— Start of Records for this exercise —

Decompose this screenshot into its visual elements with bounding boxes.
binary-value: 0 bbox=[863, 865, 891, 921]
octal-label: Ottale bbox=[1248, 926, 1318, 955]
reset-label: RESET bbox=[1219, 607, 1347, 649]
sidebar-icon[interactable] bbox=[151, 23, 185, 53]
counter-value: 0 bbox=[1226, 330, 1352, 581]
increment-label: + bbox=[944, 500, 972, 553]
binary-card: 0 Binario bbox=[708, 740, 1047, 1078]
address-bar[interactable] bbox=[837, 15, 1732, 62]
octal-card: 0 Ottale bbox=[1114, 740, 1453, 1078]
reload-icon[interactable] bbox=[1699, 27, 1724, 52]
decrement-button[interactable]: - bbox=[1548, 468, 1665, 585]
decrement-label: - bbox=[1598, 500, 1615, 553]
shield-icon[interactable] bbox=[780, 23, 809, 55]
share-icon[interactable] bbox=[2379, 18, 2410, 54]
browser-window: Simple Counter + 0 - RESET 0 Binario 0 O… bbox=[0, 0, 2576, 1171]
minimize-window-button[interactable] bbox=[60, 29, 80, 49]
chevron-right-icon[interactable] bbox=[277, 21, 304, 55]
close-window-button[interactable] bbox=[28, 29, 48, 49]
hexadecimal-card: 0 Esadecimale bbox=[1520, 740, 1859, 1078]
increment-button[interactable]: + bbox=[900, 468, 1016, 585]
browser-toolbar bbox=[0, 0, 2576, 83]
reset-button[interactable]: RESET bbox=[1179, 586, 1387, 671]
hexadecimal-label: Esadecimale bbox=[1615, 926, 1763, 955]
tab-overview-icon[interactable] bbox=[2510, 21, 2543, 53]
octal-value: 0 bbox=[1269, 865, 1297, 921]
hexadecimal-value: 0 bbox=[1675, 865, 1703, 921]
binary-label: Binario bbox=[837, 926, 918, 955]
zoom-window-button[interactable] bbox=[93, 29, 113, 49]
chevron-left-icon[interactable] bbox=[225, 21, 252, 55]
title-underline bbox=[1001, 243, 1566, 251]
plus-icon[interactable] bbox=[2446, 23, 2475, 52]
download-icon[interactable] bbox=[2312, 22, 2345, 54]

— End of Records for this exercise —

Write out all of the rows again, swapping "Binario" for "Binary" wherever it occurs and leaving everything else unchanged.

Decompose this screenshot into its visual elements with bounding boxes.
binary-value: 0 bbox=[863, 865, 891, 921]
octal-label: Ottale bbox=[1248, 926, 1318, 955]
reset-label: RESET bbox=[1219, 607, 1347, 649]
sidebar-icon[interactable] bbox=[151, 23, 185, 53]
counter-value: 0 bbox=[1226, 330, 1352, 581]
increment-label: + bbox=[944, 500, 972, 553]
binary-card: 0 Binary bbox=[708, 740, 1047, 1078]
address-bar[interactable] bbox=[837, 15, 1732, 62]
octal-card: 0 Ottale bbox=[1114, 740, 1453, 1078]
reload-icon[interactable] bbox=[1699, 27, 1724, 52]
decrement-button[interactable]: - bbox=[1548, 468, 1665, 585]
decrement-label: - bbox=[1598, 500, 1615, 553]
shield-icon[interactable] bbox=[780, 23, 809, 55]
share-icon[interactable] bbox=[2379, 18, 2410, 54]
browser-window: Simple Counter + 0 - RESET 0 Binary 0 O… bbox=[0, 0, 2576, 1171]
minimize-window-button[interactable] bbox=[60, 29, 80, 49]
chevron-right-icon[interactable] bbox=[277, 21, 304, 55]
close-window-button[interactable] bbox=[28, 29, 48, 49]
hexadecimal-card: 0 Esadecimale bbox=[1520, 740, 1859, 1078]
increment-button[interactable]: + bbox=[900, 468, 1016, 585]
browser-toolbar bbox=[0, 0, 2576, 83]
reset-button[interactable]: RESET bbox=[1179, 586, 1387, 671]
hexadecimal-label: Esadecimale bbox=[1615, 926, 1763, 955]
tab-overview-icon[interactable] bbox=[2510, 21, 2543, 53]
octal-value: 0 bbox=[1269, 865, 1297, 921]
hexadecimal-value: 0 bbox=[1675, 865, 1703, 921]
binary-label: Binary bbox=[837, 926, 918, 955]
zoom-window-button[interactable] bbox=[93, 29, 113, 49]
chevron-left-icon[interactable] bbox=[225, 21, 252, 55]
title-underline bbox=[1001, 243, 1566, 251]
plus-icon[interactable] bbox=[2446, 23, 2475, 52]
download-icon[interactable] bbox=[2312, 22, 2345, 54]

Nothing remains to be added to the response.